(Rows from a layout dataset)

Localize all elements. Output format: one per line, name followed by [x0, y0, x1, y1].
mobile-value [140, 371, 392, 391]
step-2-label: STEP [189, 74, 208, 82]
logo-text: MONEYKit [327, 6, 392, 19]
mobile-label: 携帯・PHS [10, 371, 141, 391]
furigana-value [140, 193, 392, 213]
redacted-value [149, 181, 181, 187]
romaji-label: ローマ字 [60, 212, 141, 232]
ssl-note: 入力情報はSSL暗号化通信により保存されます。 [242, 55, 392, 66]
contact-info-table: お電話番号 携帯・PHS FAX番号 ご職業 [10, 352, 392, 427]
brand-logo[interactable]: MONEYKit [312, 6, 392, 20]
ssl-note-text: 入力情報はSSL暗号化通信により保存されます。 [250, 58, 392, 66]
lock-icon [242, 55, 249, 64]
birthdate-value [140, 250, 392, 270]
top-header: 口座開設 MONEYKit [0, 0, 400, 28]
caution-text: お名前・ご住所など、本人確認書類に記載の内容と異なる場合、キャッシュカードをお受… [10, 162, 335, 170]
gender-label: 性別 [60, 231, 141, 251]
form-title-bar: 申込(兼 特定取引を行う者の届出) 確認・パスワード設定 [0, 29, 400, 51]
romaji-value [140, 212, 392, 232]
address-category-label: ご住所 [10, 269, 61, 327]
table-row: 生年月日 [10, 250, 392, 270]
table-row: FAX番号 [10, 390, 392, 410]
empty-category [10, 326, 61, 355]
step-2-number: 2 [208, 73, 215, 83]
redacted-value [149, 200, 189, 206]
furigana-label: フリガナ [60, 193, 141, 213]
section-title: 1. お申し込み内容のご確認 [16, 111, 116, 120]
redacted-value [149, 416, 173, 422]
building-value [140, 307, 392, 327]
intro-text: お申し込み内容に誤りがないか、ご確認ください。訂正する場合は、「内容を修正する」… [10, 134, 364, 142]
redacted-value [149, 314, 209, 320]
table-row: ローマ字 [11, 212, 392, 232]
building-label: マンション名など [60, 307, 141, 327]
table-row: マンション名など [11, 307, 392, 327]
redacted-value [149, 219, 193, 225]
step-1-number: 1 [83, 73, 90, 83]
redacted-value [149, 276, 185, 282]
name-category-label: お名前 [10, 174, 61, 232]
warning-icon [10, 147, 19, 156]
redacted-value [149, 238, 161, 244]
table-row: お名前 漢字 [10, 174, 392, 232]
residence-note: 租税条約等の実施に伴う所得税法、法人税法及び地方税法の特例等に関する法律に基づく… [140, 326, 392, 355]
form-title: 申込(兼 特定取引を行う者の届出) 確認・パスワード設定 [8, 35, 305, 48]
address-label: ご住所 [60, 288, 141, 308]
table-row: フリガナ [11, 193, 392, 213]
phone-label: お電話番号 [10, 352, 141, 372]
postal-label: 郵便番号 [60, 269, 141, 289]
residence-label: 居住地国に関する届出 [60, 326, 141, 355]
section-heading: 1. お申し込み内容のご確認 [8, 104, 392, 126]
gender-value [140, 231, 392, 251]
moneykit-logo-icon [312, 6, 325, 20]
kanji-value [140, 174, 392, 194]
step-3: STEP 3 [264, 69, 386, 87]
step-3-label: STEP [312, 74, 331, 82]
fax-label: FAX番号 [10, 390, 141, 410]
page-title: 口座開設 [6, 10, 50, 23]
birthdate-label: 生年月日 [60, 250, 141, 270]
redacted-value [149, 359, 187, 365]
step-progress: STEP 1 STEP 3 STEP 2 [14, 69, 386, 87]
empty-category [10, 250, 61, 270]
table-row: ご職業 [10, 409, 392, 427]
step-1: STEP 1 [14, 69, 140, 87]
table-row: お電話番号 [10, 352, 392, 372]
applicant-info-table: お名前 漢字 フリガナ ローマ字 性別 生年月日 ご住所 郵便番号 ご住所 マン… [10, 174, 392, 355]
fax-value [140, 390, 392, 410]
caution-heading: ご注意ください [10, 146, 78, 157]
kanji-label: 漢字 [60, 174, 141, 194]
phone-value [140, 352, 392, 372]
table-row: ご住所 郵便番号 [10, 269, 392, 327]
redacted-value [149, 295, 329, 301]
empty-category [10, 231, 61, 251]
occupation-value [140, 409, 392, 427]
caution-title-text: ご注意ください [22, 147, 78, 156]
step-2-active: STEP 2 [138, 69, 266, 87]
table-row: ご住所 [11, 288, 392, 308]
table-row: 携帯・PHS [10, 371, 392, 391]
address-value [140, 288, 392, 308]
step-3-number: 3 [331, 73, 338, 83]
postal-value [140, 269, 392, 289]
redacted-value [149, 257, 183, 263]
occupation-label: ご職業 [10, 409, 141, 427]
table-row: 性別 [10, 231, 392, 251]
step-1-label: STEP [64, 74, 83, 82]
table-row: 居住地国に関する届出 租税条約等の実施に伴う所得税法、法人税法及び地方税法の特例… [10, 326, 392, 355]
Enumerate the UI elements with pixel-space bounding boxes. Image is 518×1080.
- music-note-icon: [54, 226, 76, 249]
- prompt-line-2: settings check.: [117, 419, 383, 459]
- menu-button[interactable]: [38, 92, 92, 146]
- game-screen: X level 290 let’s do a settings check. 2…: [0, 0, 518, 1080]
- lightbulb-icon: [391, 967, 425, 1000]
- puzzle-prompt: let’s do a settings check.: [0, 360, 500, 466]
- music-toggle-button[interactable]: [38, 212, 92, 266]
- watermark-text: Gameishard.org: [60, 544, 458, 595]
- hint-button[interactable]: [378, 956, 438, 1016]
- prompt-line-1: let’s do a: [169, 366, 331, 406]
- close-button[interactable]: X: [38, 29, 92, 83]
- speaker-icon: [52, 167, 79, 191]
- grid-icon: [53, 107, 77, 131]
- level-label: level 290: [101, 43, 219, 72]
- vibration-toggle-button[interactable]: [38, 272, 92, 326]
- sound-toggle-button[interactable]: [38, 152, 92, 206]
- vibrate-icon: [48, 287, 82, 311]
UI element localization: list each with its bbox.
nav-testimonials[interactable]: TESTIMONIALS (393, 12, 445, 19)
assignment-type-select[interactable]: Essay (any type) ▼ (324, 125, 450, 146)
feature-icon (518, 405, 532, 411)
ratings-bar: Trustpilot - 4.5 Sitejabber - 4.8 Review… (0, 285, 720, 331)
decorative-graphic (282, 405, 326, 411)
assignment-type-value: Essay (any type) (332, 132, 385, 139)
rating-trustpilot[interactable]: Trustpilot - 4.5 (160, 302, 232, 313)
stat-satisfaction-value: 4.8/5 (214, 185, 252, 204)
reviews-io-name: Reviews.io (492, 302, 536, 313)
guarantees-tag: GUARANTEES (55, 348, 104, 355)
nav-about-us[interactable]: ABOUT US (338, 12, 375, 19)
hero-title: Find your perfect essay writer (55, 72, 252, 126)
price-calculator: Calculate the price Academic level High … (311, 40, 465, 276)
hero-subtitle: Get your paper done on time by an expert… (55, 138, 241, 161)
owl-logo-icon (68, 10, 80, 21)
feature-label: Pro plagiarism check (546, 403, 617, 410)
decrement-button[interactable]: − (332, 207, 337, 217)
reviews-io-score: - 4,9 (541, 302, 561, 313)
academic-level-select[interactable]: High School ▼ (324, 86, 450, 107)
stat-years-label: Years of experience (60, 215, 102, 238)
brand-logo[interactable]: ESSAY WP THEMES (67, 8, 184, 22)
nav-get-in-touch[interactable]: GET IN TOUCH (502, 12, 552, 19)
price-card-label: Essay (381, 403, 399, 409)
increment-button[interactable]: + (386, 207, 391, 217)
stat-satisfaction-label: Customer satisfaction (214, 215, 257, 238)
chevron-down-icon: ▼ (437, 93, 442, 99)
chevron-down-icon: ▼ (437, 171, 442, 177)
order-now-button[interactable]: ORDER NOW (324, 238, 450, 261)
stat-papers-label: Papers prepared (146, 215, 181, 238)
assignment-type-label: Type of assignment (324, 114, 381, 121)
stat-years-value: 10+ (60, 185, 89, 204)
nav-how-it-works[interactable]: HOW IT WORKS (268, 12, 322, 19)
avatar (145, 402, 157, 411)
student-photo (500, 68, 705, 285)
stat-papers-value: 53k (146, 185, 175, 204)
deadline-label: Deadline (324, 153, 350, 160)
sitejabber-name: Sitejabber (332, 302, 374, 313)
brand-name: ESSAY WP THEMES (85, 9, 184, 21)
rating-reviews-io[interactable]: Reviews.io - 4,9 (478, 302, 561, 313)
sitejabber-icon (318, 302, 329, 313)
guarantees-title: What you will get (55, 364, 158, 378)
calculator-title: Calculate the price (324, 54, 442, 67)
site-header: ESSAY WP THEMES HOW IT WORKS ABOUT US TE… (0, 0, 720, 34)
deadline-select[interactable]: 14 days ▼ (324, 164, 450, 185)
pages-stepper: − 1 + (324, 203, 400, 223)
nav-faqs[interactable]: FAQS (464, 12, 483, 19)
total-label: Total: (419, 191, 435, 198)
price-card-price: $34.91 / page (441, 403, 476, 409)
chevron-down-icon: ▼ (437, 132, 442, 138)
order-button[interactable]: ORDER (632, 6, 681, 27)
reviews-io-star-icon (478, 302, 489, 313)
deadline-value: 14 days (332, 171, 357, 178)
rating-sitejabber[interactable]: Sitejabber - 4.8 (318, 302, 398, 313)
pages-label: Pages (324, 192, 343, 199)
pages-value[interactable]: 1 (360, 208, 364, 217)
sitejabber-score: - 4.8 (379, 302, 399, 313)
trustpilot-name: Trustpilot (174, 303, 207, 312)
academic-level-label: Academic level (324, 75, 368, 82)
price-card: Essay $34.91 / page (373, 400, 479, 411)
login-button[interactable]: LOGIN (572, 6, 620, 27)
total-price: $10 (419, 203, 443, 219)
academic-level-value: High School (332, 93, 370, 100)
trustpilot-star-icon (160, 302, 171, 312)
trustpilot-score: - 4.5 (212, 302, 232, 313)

• [Stated exercise]: How many rows above contain the string "music", matching case exactly? Reply with the number only.

• [Answer to this task]: 2